■ **Stated problem**
Identify the lines that include the word "Transaction", then copy all of them.

■ **Data for processing**
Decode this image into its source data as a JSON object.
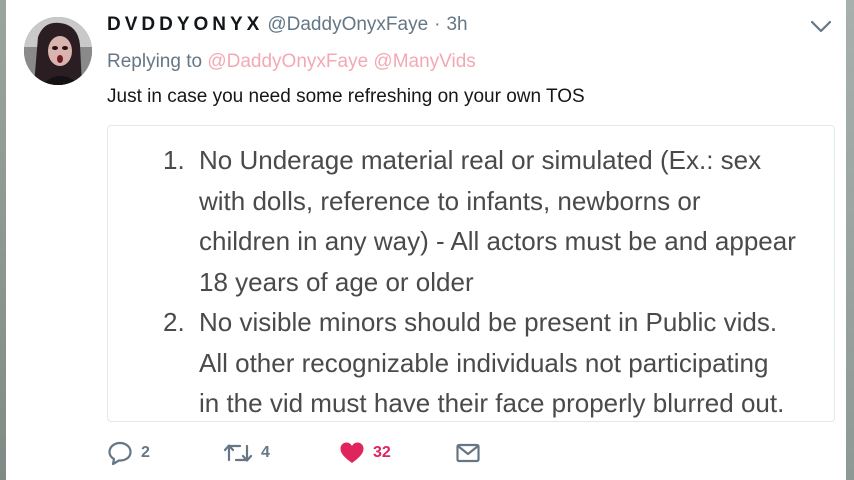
{
  "tweet": {
    "display_name": "DVDDYONYX",
    "handle": "@DaddyOnyxFaye",
    "separator": "·",
    "time": "3h",
    "replying_prefix": "Replying to",
    "mentions": [
      "@DaddyOnyxFaye",
      "@ManyVids"
    ],
    "text": "Just in case you need some refreshing on your own TOS",
    "media": {
      "items": [
        {
          "number": "1.",
          "lines": [
            "No Underage material real or simulated (Ex.: sex",
            "with dolls, reference to infants, newborns or",
            "children in any way) - All actors must be and appear",
            "18 years of age or older"
          ]
        },
        {
          "number": "2.",
          "lines": [
            "No visible minors should be present in Public vids.",
            "All other recognizable individuals not participating",
            "in the vid must have their face properly blurred out."
          ]
        }
      ]
    },
    "actions": {
      "reply_count": "2",
      "retweet_count": "4",
      "like_count": "32"
    }
  },
  "icons": {
    "reply": "reply-bubble-icon",
    "retweet": "retweet-icon",
    "like": "heart-icon",
    "message": "envelope-icon",
    "menu": "chevron-down-icon"
  },
  "colors": {
    "text": "#14171a",
    "secondary": "#657786",
    "mention": "#f3a9b4",
    "like": "#e0245e"
  }
}
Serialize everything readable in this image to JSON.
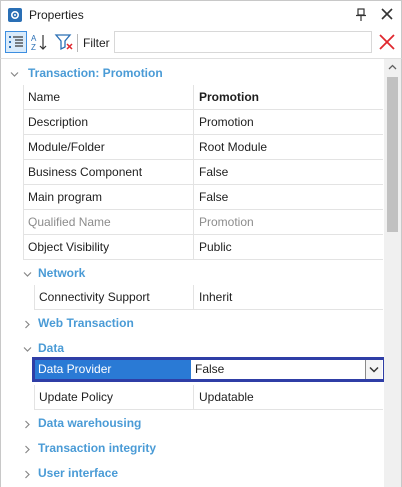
{
  "window": {
    "title": "Properties"
  },
  "toolbar": {
    "filter_label": "Filter",
    "filter_value": ""
  },
  "grid": {
    "transaction_header": "Transaction: Promotion",
    "properties": [
      {
        "name": "Name",
        "value": "Promotion"
      },
      {
        "name": "Description",
        "value": "Promotion"
      },
      {
        "name": "Module/Folder",
        "value": "Root Module"
      },
      {
        "name": "Business Component",
        "value": "False"
      },
      {
        "name": "Main program",
        "value": "False"
      },
      {
        "name": "Qualified Name",
        "value": "Promotion"
      },
      {
        "name": "Object Visibility",
        "value": "Public"
      }
    ],
    "categories": {
      "network": "Network",
      "web_transaction": "Web Transaction",
      "data": "Data",
      "data_warehousing": "Data warehousing",
      "transaction_integrity": "Transaction integrity",
      "user_interface": "User interface"
    },
    "network_props": [
      {
        "name": "Connectivity Support",
        "value": "Inherit"
      }
    ],
    "data_props": [
      {
        "name": "Data Provider",
        "value": "False"
      },
      {
        "name": "Update Policy",
        "value": "Updatable"
      }
    ]
  },
  "colors": {
    "category": "#4a9bd6",
    "selection": "#2a7ad5",
    "focus_border": "#2f3ea6",
    "clear_icon": "#e0272e"
  },
  "icons": {
    "title": "settings-gear-icon",
    "pin": "pin-icon",
    "close": "close-icon",
    "categorized": "categorized-view-icon",
    "sort": "sort-az-icon",
    "filter": "filter-funnel-icon",
    "clear": "clear-filter-icon"
  }
}
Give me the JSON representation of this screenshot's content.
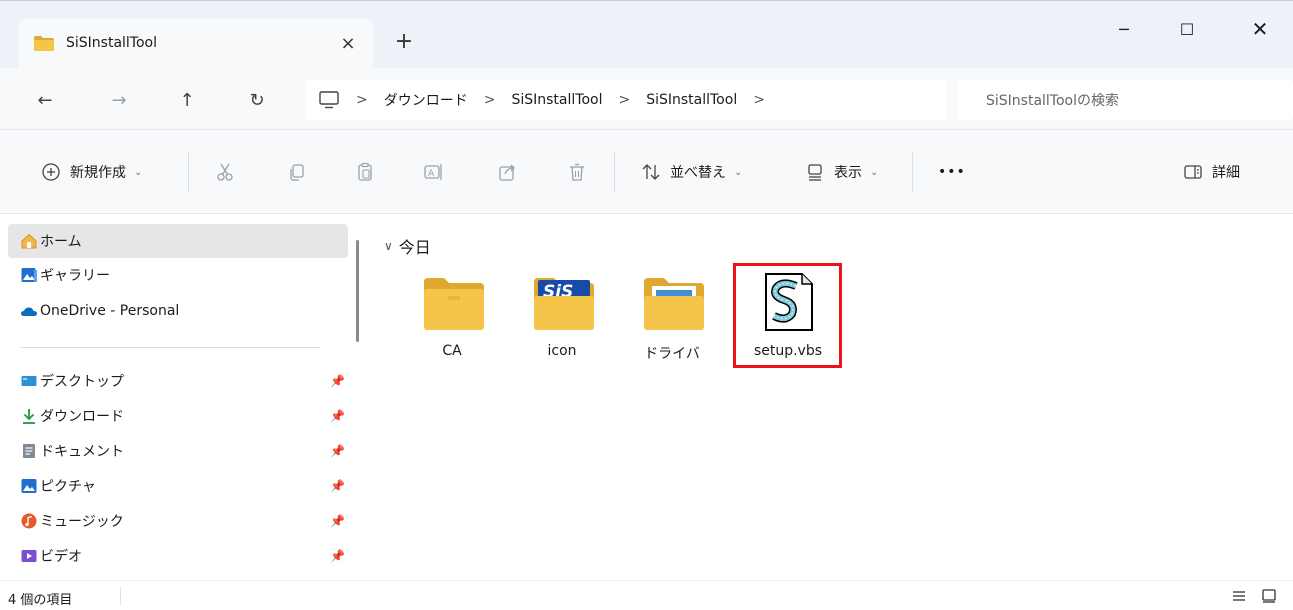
{
  "window": {
    "tab_title": "SiSInstallTool",
    "tab_close": "×",
    "new_tab": "+",
    "minimize": "─",
    "maximize": "☐",
    "close": "✕"
  },
  "nav": {
    "back": "←",
    "forward": "→",
    "up": "↑",
    "refresh": "↻"
  },
  "breadcrumb": {
    "items": [
      "ダウンロード",
      "SiSInstallTool",
      "SiSInstallTool"
    ],
    "separator": ">"
  },
  "search": {
    "placeholder": "SiSInstallToolの検索"
  },
  "commandbar": {
    "new_label": "新規作成",
    "sort_label": "並べ替え",
    "view_label": "表示",
    "more_label": "•••",
    "details_label": "詳細"
  },
  "sidebar": {
    "top_items": [
      {
        "label": "ホーム",
        "icon": "home-icon",
        "selected": true
      },
      {
        "label": "ギャラリー",
        "icon": "gallery-icon"
      },
      {
        "label": "OneDrive - Personal",
        "icon": "onedrive-icon"
      }
    ],
    "pinned_items": [
      {
        "label": "デスクトップ",
        "icon": "desktop-icon"
      },
      {
        "label": "ダウンロード",
        "icon": "download-icon"
      },
      {
        "label": "ドキュメント",
        "icon": "documents-icon"
      },
      {
        "label": "ピクチャ",
        "icon": "pictures-icon"
      },
      {
        "label": "ミュージック",
        "icon": "music-icon"
      },
      {
        "label": "ビデオ",
        "icon": "video-icon"
      }
    ]
  },
  "content": {
    "group_header": "今日",
    "files": [
      {
        "name": "CA",
        "type": "folder"
      },
      {
        "name": "icon",
        "type": "folder-sis"
      },
      {
        "name": "ドライバ",
        "type": "folder-doc"
      },
      {
        "name": "setup.vbs",
        "type": "vbs-script",
        "highlighted": true
      }
    ]
  },
  "statusbar": {
    "item_count": "4 個の項目"
  },
  "colors": {
    "folder": "#f5c54a",
    "folder_dark": "#e0a82e",
    "highlight": "#e8141b",
    "selected_bg": "#e6e6e6",
    "chrome_bg": "#f8f9fb"
  }
}
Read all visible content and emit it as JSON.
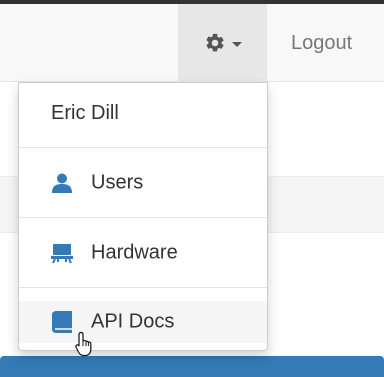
{
  "navbar": {
    "settings_icon": "gear-icon",
    "caret_icon": "caret-down-icon",
    "logout_label": "Logout"
  },
  "dropdown": {
    "header": "Eric Dill",
    "items": [
      {
        "label": "Users",
        "icon": "user-icon"
      },
      {
        "label": "Hardware",
        "icon": "hardware-icon"
      },
      {
        "label": "API Docs",
        "icon": "book-icon"
      }
    ]
  },
  "colors": {
    "accent": "#337ab7",
    "navbar_bg": "#f8f8f8",
    "active_toggle_bg": "#e7e7e7"
  }
}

■ **Exercise solution**
    "transaction_header": "Transaction: Promotion",
      "web_transaction": "Web Transaction",
      "transaction_integrity": "Transaction integrity",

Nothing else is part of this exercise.